■ DESCRIPTION OF THE TASK ■
Your task is to print all of the data word for word.

■ PROVIDED ENTRIES ■
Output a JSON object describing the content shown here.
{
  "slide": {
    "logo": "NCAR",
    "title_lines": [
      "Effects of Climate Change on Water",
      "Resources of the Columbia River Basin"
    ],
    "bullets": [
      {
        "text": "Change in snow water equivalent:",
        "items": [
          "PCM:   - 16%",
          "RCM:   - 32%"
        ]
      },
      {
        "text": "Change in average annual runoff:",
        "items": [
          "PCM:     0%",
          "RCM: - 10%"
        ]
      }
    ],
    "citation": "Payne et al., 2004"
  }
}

■ ANSWER TO THIS EXERCISE ■
Output a JSON object describing the content shown here.
{
  "slide": {
    "logo": "NCAR",
    "title_lines": [
      "Effects of Climate Change on Water",
      "Resources of the Columbia River Basin"
    ],
    "bullets": [
      {
        "text": "Change in snow water equivalent:",
        "items": [
          "PCM:   - 16%",
          "RCM:   - 32%"
        ]
      },
      {
        "text": "Change in average annual runoff:",
        "items": [
          "PCM:     0%",
          "RCM: - 10%"
        ]
      }
    ],
    "citation": "Payne et al., 2004"
  }
}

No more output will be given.